— begin TEXT SEGMENT —
# best hay?



## morning-star

Whats the best hay to use as bedding and feed for mice?

I'm now fully switching to a home made mix which doesn't have any alfalfa/hay pellets in it so was wondered what was best hay nutrition wise?

They currently get meadow hay but I wondered if this was good enough?

thanks.


----------



## Stina

Nutritionally, grass hays are the best...timothy, orchard grass, meadow hay...as long as they are weed free. I use alfalfa pellets as my rodent bedding though...it is less expensive, less allergenic (my husband is allergic to the grass hays), and they don't like to eat it generally (though it is totally safe for them to eat it...I prefer a bedding they don't WANT to eat)


----------



## morning-star

with the meadow hay I put a good load in and buy next time they need cleaning (about a week) out they have pretty much eaten it all. (I mix it with paper tissue as well just so they have something left I haven't noticed they have ate all the hay. :lol:

but the whole point of having hay as a bedding in my case is so they do eat it.

I'm allergic to their bedding/the mice at any-rate. :lol:


----------



## Emfa Mouse

I was told mice don't eat hay... ? :|


----------



## Laigaie

Mice don't NEED to eat large amounts of forage like a guinea pig would, but they will definitely happily consume hay, especially if it's good, green, fragrant grass hay. Personally, between the bad drought, the wildfires, and the rain at the wrong time of the season, we're in a major hay shortage here in the Midwest, so mine are doing without. It's bad enough paying that for the GPigs, so the animals that can do without hay are doing so until Spring.


----------



## morning-star

I was told hay is good fibre for them especially if you don't use the pellets in the feed?


----------



## Emfa Mouse

Oh... thanks!


----------
— end TEXT SEGMENT —
— begin DATA EXTRACT —
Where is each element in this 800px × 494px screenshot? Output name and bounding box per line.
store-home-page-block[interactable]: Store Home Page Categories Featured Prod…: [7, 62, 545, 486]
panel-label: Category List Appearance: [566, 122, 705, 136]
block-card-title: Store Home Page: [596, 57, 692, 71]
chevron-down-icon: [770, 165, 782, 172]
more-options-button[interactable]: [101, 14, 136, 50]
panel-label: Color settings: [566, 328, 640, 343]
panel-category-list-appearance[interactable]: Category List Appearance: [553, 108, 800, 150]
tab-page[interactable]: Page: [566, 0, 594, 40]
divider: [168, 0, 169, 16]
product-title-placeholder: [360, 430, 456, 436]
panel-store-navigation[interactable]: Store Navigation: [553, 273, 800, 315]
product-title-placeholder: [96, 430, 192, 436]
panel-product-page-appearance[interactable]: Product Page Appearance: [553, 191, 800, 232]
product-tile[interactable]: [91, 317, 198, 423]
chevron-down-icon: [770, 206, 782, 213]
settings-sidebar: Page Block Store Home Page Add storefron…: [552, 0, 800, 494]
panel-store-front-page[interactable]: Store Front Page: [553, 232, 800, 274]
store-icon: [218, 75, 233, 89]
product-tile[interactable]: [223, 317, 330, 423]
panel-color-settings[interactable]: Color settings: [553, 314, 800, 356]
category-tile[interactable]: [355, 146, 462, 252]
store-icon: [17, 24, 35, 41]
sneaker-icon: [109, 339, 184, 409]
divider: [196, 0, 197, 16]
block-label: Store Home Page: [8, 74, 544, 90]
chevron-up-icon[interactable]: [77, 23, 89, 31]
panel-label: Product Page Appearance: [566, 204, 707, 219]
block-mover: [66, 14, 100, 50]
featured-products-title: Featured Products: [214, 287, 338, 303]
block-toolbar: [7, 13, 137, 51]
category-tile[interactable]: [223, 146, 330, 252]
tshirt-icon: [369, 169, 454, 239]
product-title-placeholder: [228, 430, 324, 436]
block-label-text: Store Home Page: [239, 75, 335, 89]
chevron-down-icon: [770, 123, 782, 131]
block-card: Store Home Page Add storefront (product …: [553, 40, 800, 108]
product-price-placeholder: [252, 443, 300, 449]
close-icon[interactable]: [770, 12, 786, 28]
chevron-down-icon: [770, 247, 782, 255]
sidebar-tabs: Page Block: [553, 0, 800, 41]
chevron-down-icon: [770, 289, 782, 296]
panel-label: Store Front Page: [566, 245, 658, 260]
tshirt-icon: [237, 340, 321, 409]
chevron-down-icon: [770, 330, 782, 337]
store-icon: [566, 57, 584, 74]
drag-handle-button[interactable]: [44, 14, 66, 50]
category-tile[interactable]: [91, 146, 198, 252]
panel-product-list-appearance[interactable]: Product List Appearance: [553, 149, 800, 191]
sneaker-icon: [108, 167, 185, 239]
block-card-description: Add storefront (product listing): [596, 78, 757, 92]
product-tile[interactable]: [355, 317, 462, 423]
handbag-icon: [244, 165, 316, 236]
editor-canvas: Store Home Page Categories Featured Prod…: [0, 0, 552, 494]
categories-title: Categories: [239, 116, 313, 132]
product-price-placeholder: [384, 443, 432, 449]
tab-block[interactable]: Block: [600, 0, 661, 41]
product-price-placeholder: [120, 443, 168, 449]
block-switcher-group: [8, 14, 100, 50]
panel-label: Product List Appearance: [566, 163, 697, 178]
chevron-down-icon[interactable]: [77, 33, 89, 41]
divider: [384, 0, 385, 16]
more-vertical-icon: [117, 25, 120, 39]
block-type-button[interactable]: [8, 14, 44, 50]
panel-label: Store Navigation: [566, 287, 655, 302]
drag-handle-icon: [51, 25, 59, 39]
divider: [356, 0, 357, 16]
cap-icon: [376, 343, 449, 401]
— end DATA EXTRACT —
In the forum thread about hay for mice, what does Stina use as bedding for her rodents?

Alfalfa pellets.